# EXERCISE INSTRUCTIONS
Return every one of the following lines verbatim, with no changes.

^^^^^^^^^^^^^^^^

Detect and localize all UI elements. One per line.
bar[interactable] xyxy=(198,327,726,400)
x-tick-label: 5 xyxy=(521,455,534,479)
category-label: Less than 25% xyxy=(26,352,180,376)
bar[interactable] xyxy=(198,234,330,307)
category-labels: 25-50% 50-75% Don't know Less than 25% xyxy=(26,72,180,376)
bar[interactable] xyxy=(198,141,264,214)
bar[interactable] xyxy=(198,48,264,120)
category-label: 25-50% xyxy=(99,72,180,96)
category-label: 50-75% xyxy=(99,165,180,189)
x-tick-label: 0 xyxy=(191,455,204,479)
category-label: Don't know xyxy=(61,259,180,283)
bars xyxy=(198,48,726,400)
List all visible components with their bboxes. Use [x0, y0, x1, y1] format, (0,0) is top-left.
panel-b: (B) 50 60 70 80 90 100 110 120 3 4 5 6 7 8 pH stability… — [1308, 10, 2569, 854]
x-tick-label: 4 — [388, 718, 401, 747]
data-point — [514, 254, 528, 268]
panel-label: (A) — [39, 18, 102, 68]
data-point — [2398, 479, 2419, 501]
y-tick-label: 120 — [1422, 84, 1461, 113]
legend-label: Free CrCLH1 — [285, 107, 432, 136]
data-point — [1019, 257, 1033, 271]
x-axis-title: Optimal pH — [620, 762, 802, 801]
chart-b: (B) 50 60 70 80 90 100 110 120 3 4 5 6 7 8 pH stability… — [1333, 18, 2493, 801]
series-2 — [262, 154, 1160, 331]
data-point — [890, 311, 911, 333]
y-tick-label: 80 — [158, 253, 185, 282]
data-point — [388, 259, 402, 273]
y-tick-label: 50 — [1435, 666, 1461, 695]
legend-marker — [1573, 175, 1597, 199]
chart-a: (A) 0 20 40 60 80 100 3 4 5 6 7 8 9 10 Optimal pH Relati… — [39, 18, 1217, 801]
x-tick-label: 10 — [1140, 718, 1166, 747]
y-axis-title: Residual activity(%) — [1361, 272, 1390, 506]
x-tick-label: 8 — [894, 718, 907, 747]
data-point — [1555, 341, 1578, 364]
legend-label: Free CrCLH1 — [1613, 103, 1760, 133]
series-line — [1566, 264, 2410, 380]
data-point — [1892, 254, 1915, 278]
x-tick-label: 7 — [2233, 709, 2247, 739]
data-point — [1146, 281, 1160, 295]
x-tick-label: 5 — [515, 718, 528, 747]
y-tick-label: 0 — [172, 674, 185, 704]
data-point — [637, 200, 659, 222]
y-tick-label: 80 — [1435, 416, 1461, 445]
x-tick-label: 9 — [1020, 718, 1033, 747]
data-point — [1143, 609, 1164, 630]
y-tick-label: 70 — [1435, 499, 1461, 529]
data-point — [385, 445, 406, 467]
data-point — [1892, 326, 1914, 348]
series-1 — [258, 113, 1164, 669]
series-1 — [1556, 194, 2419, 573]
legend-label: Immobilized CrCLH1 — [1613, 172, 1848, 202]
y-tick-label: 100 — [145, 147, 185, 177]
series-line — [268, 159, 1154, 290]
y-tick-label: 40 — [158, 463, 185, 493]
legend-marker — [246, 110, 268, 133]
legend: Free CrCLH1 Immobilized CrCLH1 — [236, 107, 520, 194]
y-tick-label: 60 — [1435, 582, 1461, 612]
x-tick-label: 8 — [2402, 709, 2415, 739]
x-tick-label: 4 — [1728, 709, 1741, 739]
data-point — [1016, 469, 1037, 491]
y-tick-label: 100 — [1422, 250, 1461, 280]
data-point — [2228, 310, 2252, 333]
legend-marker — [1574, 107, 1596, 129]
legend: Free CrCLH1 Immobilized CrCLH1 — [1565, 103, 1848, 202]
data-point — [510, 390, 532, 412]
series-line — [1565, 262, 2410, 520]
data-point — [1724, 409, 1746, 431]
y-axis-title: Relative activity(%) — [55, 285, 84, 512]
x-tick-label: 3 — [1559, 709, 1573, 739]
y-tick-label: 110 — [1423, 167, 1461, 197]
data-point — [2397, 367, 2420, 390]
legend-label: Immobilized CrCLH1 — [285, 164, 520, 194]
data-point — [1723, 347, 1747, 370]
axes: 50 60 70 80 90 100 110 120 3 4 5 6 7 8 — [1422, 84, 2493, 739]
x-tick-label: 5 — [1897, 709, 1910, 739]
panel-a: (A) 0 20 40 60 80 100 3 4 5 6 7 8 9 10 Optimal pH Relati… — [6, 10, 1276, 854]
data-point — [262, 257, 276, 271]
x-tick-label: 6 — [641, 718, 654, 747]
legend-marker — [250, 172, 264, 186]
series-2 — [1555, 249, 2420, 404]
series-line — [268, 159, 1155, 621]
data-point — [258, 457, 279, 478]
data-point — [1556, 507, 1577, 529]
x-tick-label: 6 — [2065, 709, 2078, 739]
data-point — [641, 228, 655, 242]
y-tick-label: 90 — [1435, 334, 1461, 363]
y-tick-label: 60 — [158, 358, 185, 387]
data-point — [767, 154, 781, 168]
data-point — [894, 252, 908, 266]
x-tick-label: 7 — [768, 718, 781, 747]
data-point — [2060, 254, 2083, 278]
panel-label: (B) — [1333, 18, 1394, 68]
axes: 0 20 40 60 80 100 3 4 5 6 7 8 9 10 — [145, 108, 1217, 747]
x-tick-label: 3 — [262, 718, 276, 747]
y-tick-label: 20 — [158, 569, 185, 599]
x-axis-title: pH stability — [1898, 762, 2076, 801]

^^^^^^^^^^^^^^^^

# REPLY TO THE EXERCISE
Detect and localize all UI elements. One per line.
bar[interactable] xyxy=(198,327,726,400)
x-tick-label: 5 xyxy=(521,455,534,479)
category-label: Less than 25% xyxy=(26,352,180,376)
bar[interactable] xyxy=(198,234,330,307)
category-labels: 25-50% 50-75% Don't know Less than 25% xyxy=(26,72,180,376)
bar[interactable] xyxy=(198,141,264,214)
bar[interactable] xyxy=(198,48,264,120)
category-label: 25-50% xyxy=(99,72,180,96)
category-label: 50-75% xyxy=(99,165,180,189)
x-tick-label: 0 xyxy=(191,455,204,479)
category-label: Don't know xyxy=(61,259,180,283)
bars xyxy=(198,48,726,400)
List all visible components with their bboxes. Use [x0, y0, x1, y1] format, (0,0) is top-left.
panel-b: (B) 50 60 70 80 90 100 110 120 3 4 5 6 7 8 pH stability… — [1308, 10, 2569, 854]
x-tick-label: 4 — [388, 718, 401, 747]
data-point — [514, 254, 528, 268]
panel-label: (A) — [39, 18, 102, 68]
data-point — [2398, 479, 2419, 501]
y-tick-label: 120 — [1422, 84, 1461, 113]
legend-label: Free CrCLH1 — [285, 107, 432, 136]
data-point — [1019, 257, 1033, 271]
x-axis-title: Optimal pH — [620, 762, 802, 801]
chart-b: (B) 50 60 70 80 90 100 110 120 3 4 5 6 7 8 pH stability… — [1333, 18, 2493, 801]
series-2 — [262, 154, 1160, 331]
data-point — [890, 311, 911, 333]
y-tick-label: 80 — [158, 253, 185, 282]
data-point — [388, 259, 402, 273]
y-tick-label: 50 — [1435, 666, 1461, 695]
legend-marker — [1573, 175, 1597, 199]
chart-a: (A) 0 20 40 60 80 100 3 4 5 6 7 8 9 10 Optimal pH Relati… — [39, 18, 1217, 801]
x-tick-label: 10 — [1140, 718, 1166, 747]
y-axis-title: Residual activity(%) — [1361, 272, 1390, 506]
x-tick-label: 8 — [894, 718, 907, 747]
data-point — [1555, 341, 1578, 364]
legend-label: Free CrCLH1 — [1613, 103, 1760, 133]
series-line — [1566, 264, 2410, 380]
data-point — [1892, 254, 1915, 278]
x-tick-label: 7 — [2233, 709, 2247, 739]
data-point — [1146, 281, 1160, 295]
x-tick-label: 5 — [515, 718, 528, 747]
y-tick-label: 0 — [172, 674, 185, 704]
data-point — [637, 200, 659, 222]
y-tick-label: 80 — [1435, 416, 1461, 445]
x-tick-label: 9 — [1020, 718, 1033, 747]
data-point — [1143, 609, 1164, 630]
y-tick-label: 70 — [1435, 499, 1461, 529]
data-point — [385, 445, 406, 467]
data-point — [1892, 326, 1914, 348]
series-1 — [258, 113, 1164, 669]
series-1 — [1556, 194, 2419, 573]
legend-label: Immobilized CrCLH1 — [1613, 172, 1848, 202]
y-tick-label: 100 — [145, 147, 185, 177]
series-line — [268, 159, 1154, 290]
y-tick-label: 40 — [158, 463, 185, 493]
legend-marker — [246, 110, 268, 133]
legend: Free CrCLH1 Immobilized CrCLH1 — [236, 107, 520, 194]
y-tick-label: 60 — [1435, 582, 1461, 612]
x-tick-label: 8 — [2402, 709, 2415, 739]
x-tick-label: 4 — [1728, 709, 1741, 739]
data-point — [1016, 469, 1037, 491]
y-tick-label: 100 — [1422, 250, 1461, 280]
data-point — [2228, 310, 2252, 333]
legend-marker — [1574, 107, 1596, 129]
legend: Free CrCLH1 Immobilized CrCLH1 — [1565, 103, 1848, 202]
data-point — [510, 390, 532, 412]
series-line — [1565, 262, 2410, 520]
data-point — [1724, 409, 1746, 431]
y-axis-title: Relative activity(%) — [55, 285, 84, 512]
x-tick-label: 3 — [1559, 709, 1573, 739]
y-tick-label: 110 — [1423, 167, 1461, 197]
data-point — [2397, 367, 2420, 390]
legend-label: Immobilized CrCLH1 — [285, 164, 520, 194]
data-point — [1723, 347, 1747, 370]
axes: 50 60 70 80 90 100 110 120 3 4 5 6 7 8 — [1422, 84, 2493, 739]
x-tick-label: 5 — [1897, 709, 1910, 739]
panel-a: (A) 0 20 40 60 80 100 3 4 5 6 7 8 9 10 Optimal pH Relati… — [6, 10, 1276, 854]
data-point — [262, 257, 276, 271]
x-tick-label: 6 — [641, 718, 654, 747]
legend-marker — [250, 172, 264, 186]
series-2 — [1555, 249, 2420, 404]
series-line — [268, 159, 1155, 621]
data-point — [258, 457, 279, 478]
data-point — [1556, 507, 1577, 529]
x-tick-label: 6 — [2065, 709, 2078, 739]
data-point — [641, 228, 655, 242]
y-tick-label: 90 — [1435, 334, 1461, 363]
y-tick-label: 60 — [158, 358, 185, 387]
data-point — [767, 154, 781, 168]
data-point — [894, 252, 908, 266]
x-tick-label: 7 — [768, 718, 781, 747]
data-point — [2060, 254, 2083, 278]
panel-label: (B) — [1333, 18, 1394, 68]
axes: 0 20 40 60 80 100 3 4 5 6 7 8 9 10 — [145, 108, 1217, 747]
x-tick-label: 3 — [262, 718, 276, 747]
y-tick-label: 20 — [158, 569, 185, 599]
x-axis-title: pH stability — [1898, 762, 2076, 801]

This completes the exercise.